◆ What this task involves ◆
Count the lines below that contain the word "flerumettet", and reply with only that number.

Stored entries

◇ ◇ ◇ ◇ ◇ ◇ ◇

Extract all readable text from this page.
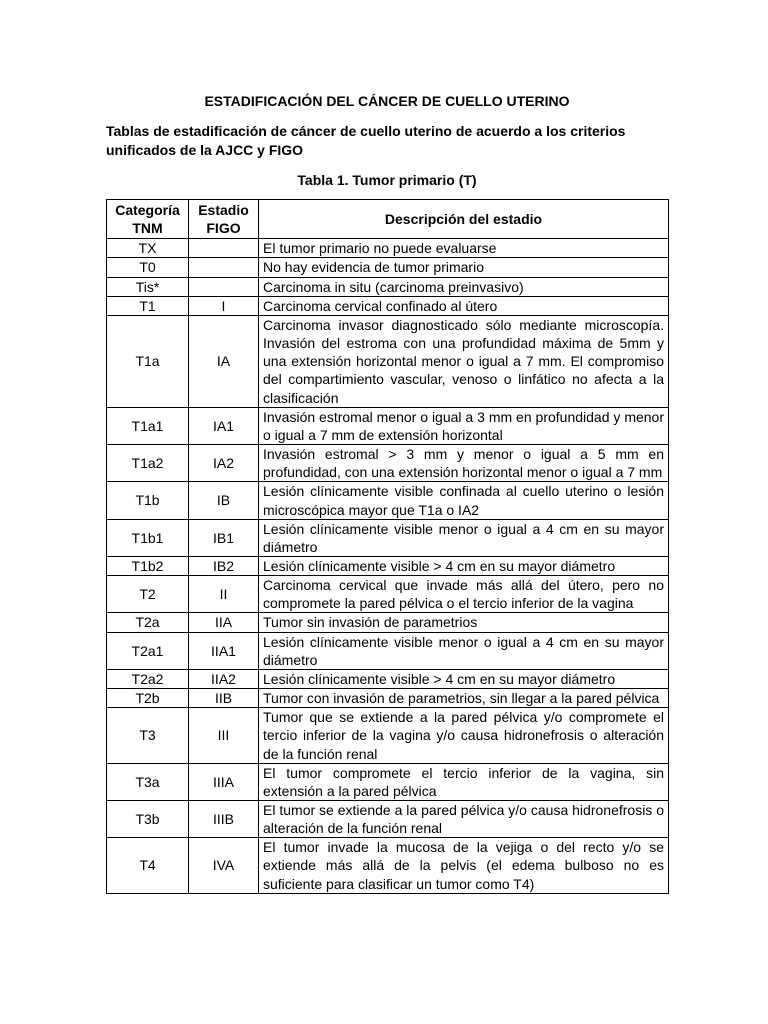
ESTADIFICACIÓN DEL CÁNCER DE CUELLO UTERINO
Tablas de estadificación de cáncer de cuello uterino de acuerdo a los criterios unificados de la AJCC y FIGO
Tabla 1. Tumor primario (T)
Categoría TNM	Estadio FIGO	Descripción del estadio
TX		El tumor primario no puede evaluarse
T0		No hay evidencia de tumor primario
Tis*		Carcinoma in situ (carcinoma preinvasivo)
T1	I	Carcinoma cervical confinado al útero
T1a	IA	Carcinoma invasor diagnosticado sólo mediante microscopía. Invasión del estroma con una profundidad máxima de 5mm y una extensión horizontal menor o igual a 7 mm. El compromiso del compartimiento vascular, venoso o linfático no afecta a la clasificación
T1a1	IA1	Invasión estromal menor o igual a 3 mm en profundidad y menor o igual a 7 mm de extensión horizontal
T1a2	IA2	Invasión estromal > 3 mm y menor o igual a 5 mm en profundidad, con una extensión horizontal menor o igual a 7 mm
T1b	IB	Lesión clínicamente visible confinada al cuello uterino o lesión microscópica mayor que T1a o IA2
T1b1	IB1	Lesión clínicamente visible menor o igual a 4 cm en su mayor diámetro
T1b2	IB2	Lesión clínicamente visible > 4 cm en su mayor diámetro
T2	II	Carcinoma cervical que invade más allá del útero, pero no compromete la pared pélvica o el tercio inferior de la vagina
T2a	IIA	Tumor sin invasión de parametrios
T2a1	IIA1	Lesión clínicamente visible menor o igual a 4 cm en su mayor diámetro
T2a2	IIA2	Lesión clínicamente visible > 4 cm en su mayor diámetro
T2b	IIB	Tumor con invasión de parametrios, sin llegar a la pared pélvica
T3	III	Tumor que se extiende a la pared pélvica y/o compromete el tercio inferior de la vagina y/o causa hidronefrosis o alteración de la función renal
T3a	IIIA	El tumor compromete el tercio inferior de la vagina, sin extensión a la pared pélvica
T3b	IIIB	El tumor se extiende a la pared pélvica y/o causa hidronefrosis o alteración de la función renal
T4	IVA	El tumor invade la mucosa de la vejiga o del recto y/o se extiende más allá de la pelvis (el edema bulboso no es suficiente para clasificar un tumor como T4)
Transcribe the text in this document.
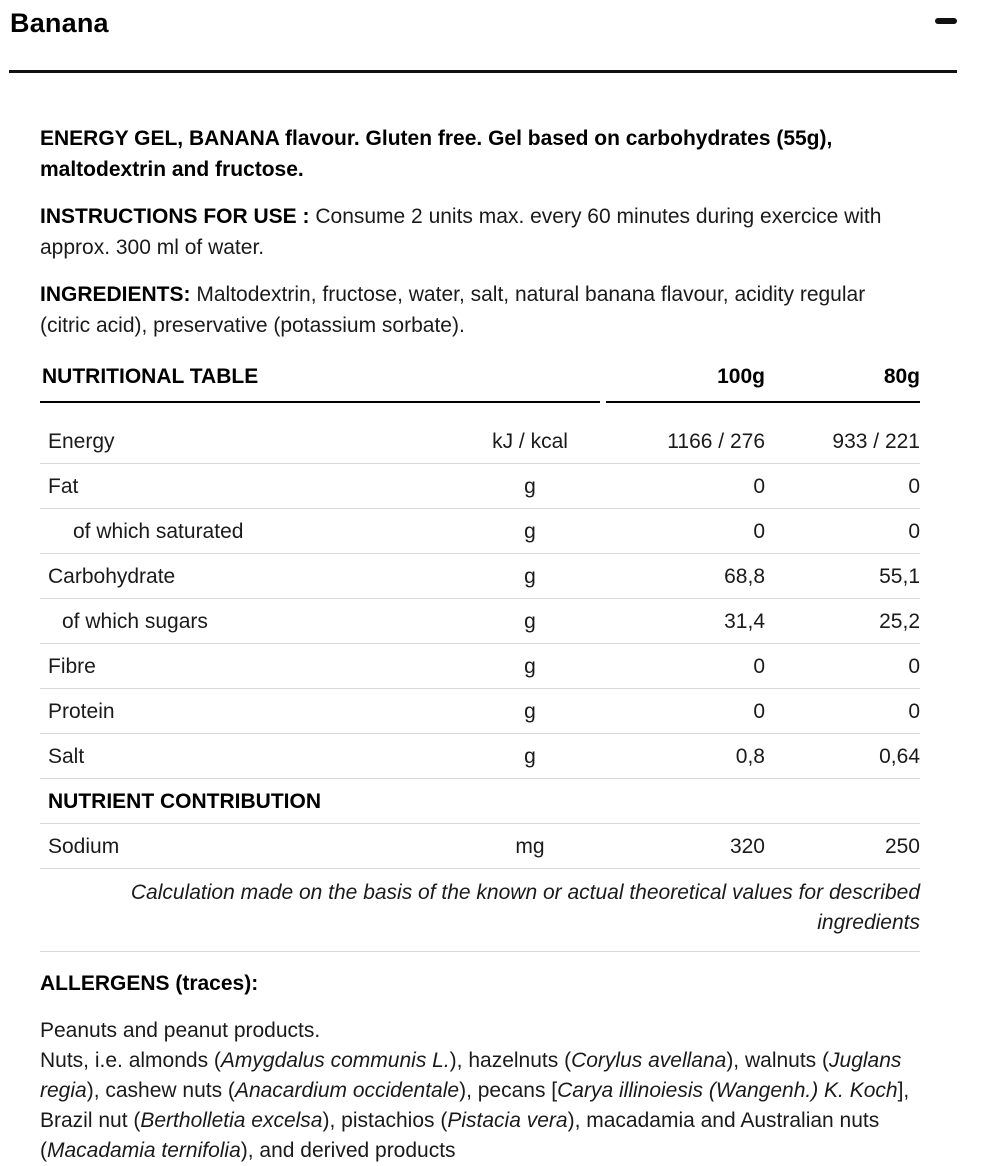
Banana

ENERGY GEL, BANANA flavour. Gluten free. Gel based on carbohydrates (55g), maltodextrin and fructose.

INSTRUCTIONS FOR USE : Consume 2 units max. every 60 minutes during exercice with approx. 300 ml of water.

INGREDIENTS: Maltodextrin, fructose, water, salt, natural banana flavour, acidity regular (citric acid), preservative (potassium sorbate).

NUTRITIONAL TABLE	100g	80g
Energy	kJ / kcal	1166 / 276	933 / 221
Fat	g	0	0
of which saturated	g	0	0
Carbohydrate	g	68,8	55,1
of which sugars	g	31,4	25,2
Fibre	g	0	0
Protein	g	0	0
Salt	g	0,8	0,64
NUTRIENT CONTRIBUTION
Sodium	mg	320	250
Calculation made on the basis of the known or actual theoretical values for described ingredients
ALLERGENS (traces):
Peanuts and peanut products.
Nuts, i.e. almonds (Amygdalus communis L.), hazelnuts (Corylus avellana), walnuts (Juglans regia), cashew nuts (Anacardium occidentale), pecans [Carya illinoiesis (Wangenh.) K. Koch], Brazil nut (Bertholletia excelsa), pistachios (Pistacia vera), macadamia and Australian nuts (Macadamia ternifolia), and derived products
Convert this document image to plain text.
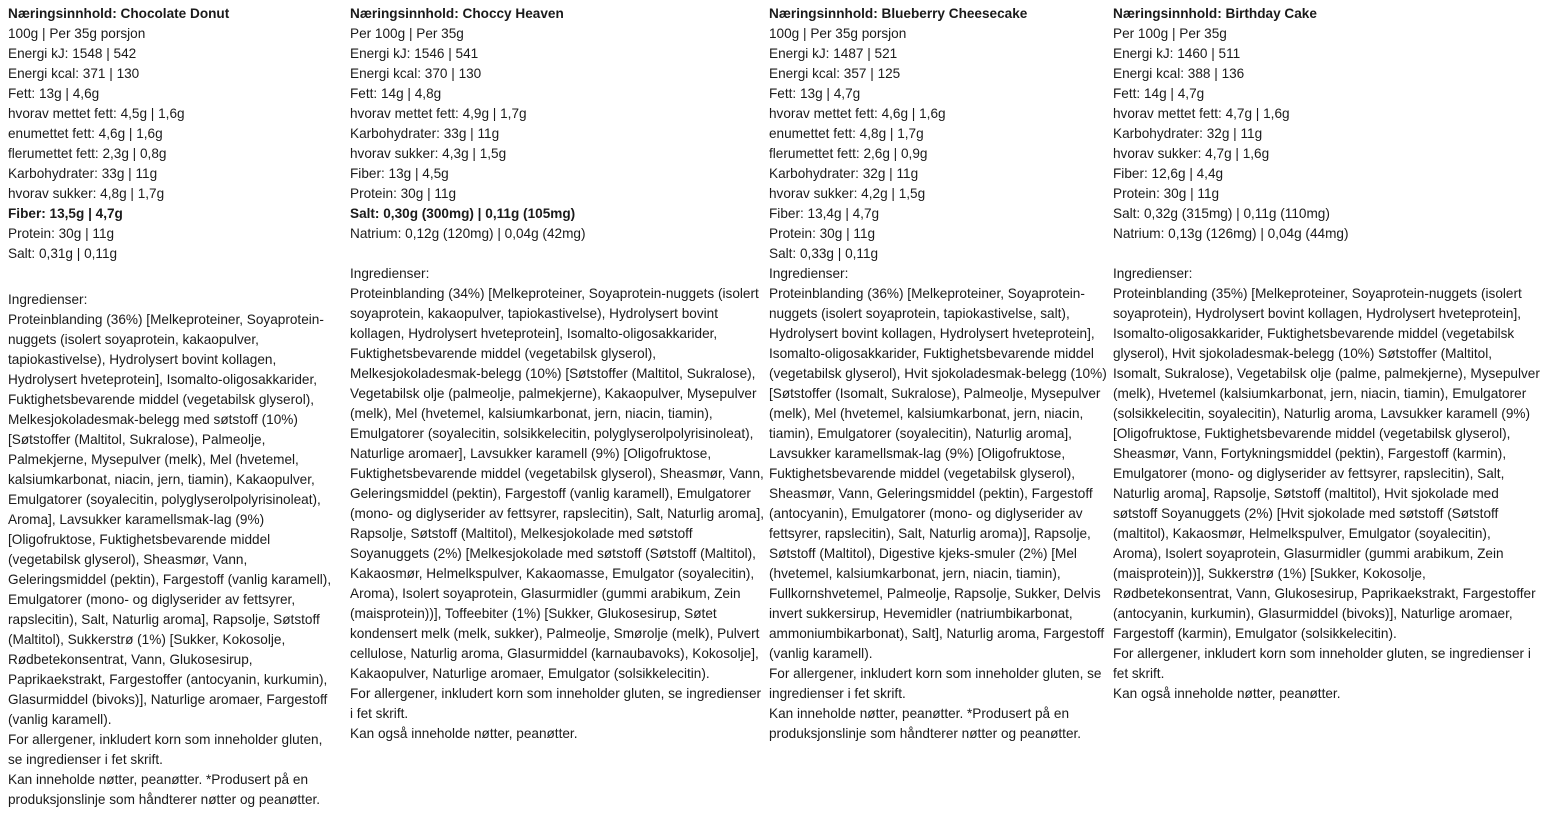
Næringsinnhold: Chocolate Donut
100g | Per 35g porsjon
Energi kJ: 1548 | 542
Energi kcal: 371 | 130
Fett: 13g | 4,6g
hvorav mettet fett: 4,5g | 1,6g
enumettet fett: 4,6g | 1,6g
flerumettet fett: 2,3g | 0,8g
Karbohydrater: 33g | 11g
hvorav sukker: 4,8g | 1,7g
Fiber: 13,5g | 4,7g
Protein: 30g | 11g
Salt: 0,31g | 0,11g
Ingredienser:
Proteinblanding (36%) [Melkeproteiner, Soyaprotein-nuggets (isolert soyaprotein, kakaopulver, tapiokastivelse), Hydrolysert bovint kollagen, Hydrolysert hveteprotein], Isomalto-oligosakkarider, Fuktighetsbevarende middel (vegetabilsk glyserol), Melkesjokoladesmak-belegg med søtstoff (10%) [Søtstoffer (Maltitol, Sukralose), Palmeolje, Palmekjerne, Mysepulver (melk), Mel (hvetemel, kalsiumkarbonat, niacin, jern, tiamin), Kakaopulver, Emulgatorer (soyalecitin, polyglyserolpolyrisinoleat), Aroma], Lavsukker karamellsmak-lag (9%) [Oligofruktose, Fuktighetsbevarende middel (vegetabilsk glyserol), Sheasmør, Vann, Geleringsmiddel (pektin), Fargestoff (vanlig karamell), Emulgatorer (mono- og diglyserider av fettsyrer, rapslecitin), Salt, Naturlig aroma], Rapsolje, Søtstoff (Maltitol), Sukkerstrø (1%) [Sukker, Kokosolje, Rødbetekonsentrat, Vann, Glukosesirup, Paprikaekstrakt, Fargestoffer (antocyanin, kurkumin), Glasurmiddel (bivoks)], Naturlige aromaer, Fargestoff (vanlig karamell).
For allergener, inkludert korn som inneholder gluten, se ingredienser i fet skrift.
Kan inneholde nøtter, peanøtter. *Produsert på en produksjonslinje som håndterer nøtter og peanøtter.
Næringsinnhold: Choccy Heaven
Per 100g | Per 35g
Energi kJ: 1546 | 541
Energi kcal: 370 | 130
Fett: 14g | 4,8g
hvorav mettet fett: 4,9g | 1,7g
Karbohydrater: 33g | 11g
hvorav sukker: 4,3g | 1,5g
Fiber: 13g | 4,5g
Protein: 30g | 11g
Salt: 0,30g (300mg) | 0,11g (105mg)
Natrium: 0,12g (120mg) | 0,04g (42mg)
Ingredienser:
Proteinblanding (34%) [Melkeproteiner, Soyaprotein-nuggets (isolert soyaprotein, kakaopulver, tapiokastivelse), Hydrolysert bovint kollagen, Hydrolysert hveteprotein], Isomalto-oligosakkarider, Fuktighetsbevarende middel (vegetabilsk glyserol), Melkesjokoladesmak-belegg (10%) [Søtstoffer (Maltitol, Sukralose), Vegetabilsk olje (palmeolje, palmekjerne), Kakaopulver, Mysepulver (melk), Mel (hvetemel, kalsiumkarbonat, jern, niacin, tiamin), Emulgatorer (soyalecitin, solsikkelecitin, polyglyserolpolyrisinoleat), Naturlige aromaer], Lavsukker karamell (9%) [Oligofruktose, Fuktighetsbevarende middel (vegetabilsk glyserol), Sheasmør, Vann, Geleringsmiddel (pektin), Fargestoff (vanlig karamell), Emulgatorer (mono- og diglyserider av fettsyrer, rapslecitin), Salt, Naturlig aroma], Rapsolje, Søtstoff (Maltitol), Melkesjokolade med søtstoff Soyanuggets (2%) [Melkesjokolade med søtstoff (Søtstoff (Maltitol), Kakaosmør, Helmelkspulver, Kakaomasse, Emulgator (soyalecitin), Aroma), Isolert soyaprotein, Glasurmidler (gummi arabikum, Zein (maisprotein))], Toffeebiter (1%) [Sukker, Glukosesirup, Søtet kondensert melk (melk, sukker), Palmeolje, Smørolje (melk), Pulvert cellulose, Naturlig aroma, Glasurmiddel (karnaubavoks), Kokosolje], Kakaopulver, Naturlige aromaer, Emulgator (solsikkelecitin).
For allergener, inkludert korn som inneholder gluten, se ingredienser i fet skrift.
Kan også inneholde nøtter, peanøtter.
Næringsinnhold: Blueberry Cheesecake
100g | Per 35g porsjon
Energi kJ: 1487 | 521
Energi kcal: 357 | 125
Fett: 13g | 4,7g
hvorav mettet fett: 4,6g | 1,6g
enumettet fett: 4,8g | 1,7g
flerumettet fett: 2,6g | 0,9g
Karbohydrater: 32g | 11g
hvorav sukker: 4,2g | 1,5g
Fiber: 13,4g | 4,7g
Protein: 30g | 11g
Salt: 0,33g | 0,11g
Ingredienser:
Proteinblanding (36%) [Melkeproteiner, Soyaprotein-nuggets (isolert soyaprotein, tapiokastivelse, salt), Hydrolysert bovint kollagen, Hydrolysert hveteprotein], Isomalto-oligosakkarider, Fuktighetsbevarende middel (vegetabilsk glyserol), Hvit sjokoladesmak-belegg (10%) [Søtstoffer (Isomalt, Sukralose), Palmeolje, Mysepulver (melk), Mel (hvetemel, kalsiumkarbonat, jern, niacin, tiamin), Emulgatorer (soyalecitin), Naturlig aroma], Lavsukker karamellsmak-lag (9%) [Oligofruktose, Fuktighetsbevarende middel (vegetabilsk glyserol), Sheasmør, Vann, Geleringsmiddel (pektin), Fargestoff (antocyanin), Emulgatorer (mono- og diglyserider av fettsyrer, rapslecitin), Salt, Naturlig aroma)], Rapsolje, Søtstoff (Maltitol), Digestive kjeks-smuler (2%) [Mel (hvetemel, kalsiumkarbonat, jern, niacin, tiamin), Fullkornshvetemel, Palmeolje, Rapsolje, Sukker, Delvis invert sukkersirup, Hevemidler (natriumbikarbonat, ammoniumbikarbonat), Salt], Naturlig aroma, Fargestoff (vanlig karamell).
For allergener, inkludert korn som inneholder gluten, se ingredienser i fet skrift.
Kan inneholde nøtter, peanøtter. *Produsert på en produksjonslinje som håndterer nøtter og peanøtter.
Næringsinnhold: Birthday Cake
Per 100g | Per 35g
Energi kJ: 1460 | 511
Energi kcal: 388 | 136
Fett: 14g | 4,7g
hvorav mettet fett: 4,7g | 1,6g
Karbohydrater: 32g | 11g
hvorav sukker: 4,7g | 1,6g
Fiber: 12,6g | 4,4g
Protein: 30g | 11g
Salt: 0,32g (315mg) | 0,11g (110mg)
Natrium: 0,13g (126mg) | 0,04g (44mg)
Ingredienser:
Proteinblanding (35%) [Melkeproteiner, Soyaprotein-nuggets (isolert soyaprotein), Hydrolysert bovint kollagen, Hydrolysert hveteprotein], Isomalto-oligosakkarider, Fuktighetsbevarende middel (vegetabilsk glyserol), Hvit sjokoladesmak-belegg (10%) Søtstoffer (Maltitol, Isomalt, Sukralose), Vegetabilsk olje (palme, palmekjerne), Mysepulver (melk), Hvetemel (kalsiumkarbonat, jern, niacin, tiamin), Emulgatorer (solsikkelecitin, soyalecitin), Naturlig aroma, Lavsukker karamell (9%) [Oligofruktose, Fuktighetsbevarende middel (vegetabilsk glyserol), Sheasmør, Vann, Fortykningsmiddel (pektin), Fargestoff (karmin), Emulgatorer (mono- og diglyserider av fettsyrer, rapslecitin), Salt, Naturlig aroma], Rapsolje, Søtstoff (maltitol), Hvit sjokolade med søtstoff Soyanuggets (2%) [Hvit sjokolade med søtstoff (Søtstoff (maltitol), Kakaosmør, Helmelkspulver, Emulgator (soyalecitin), Aroma), Isolert soyaprotein, Glasurmidler (gummi arabikum, Zein (maisprotein))], Sukkerstrø (1%) [Sukker, Kokosolje, Rødbetekonsentrat, Vann, Glukosesirup, Paprikaekstrakt, Fargestoffer (antocyanin, kurkumin), Glasurmiddel (bivoks)], Naturlige aromaer, Fargestoff (karmin), Emulgator (solsikkelecitin).
For allergener, inkludert korn som inneholder gluten, se ingredienser i fet skrift.
Kan også inneholde nøtter, peanøtter.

◇ ◇ ◇ ◇ ◇ ◇ ◇

◆ Output of the task ◆
2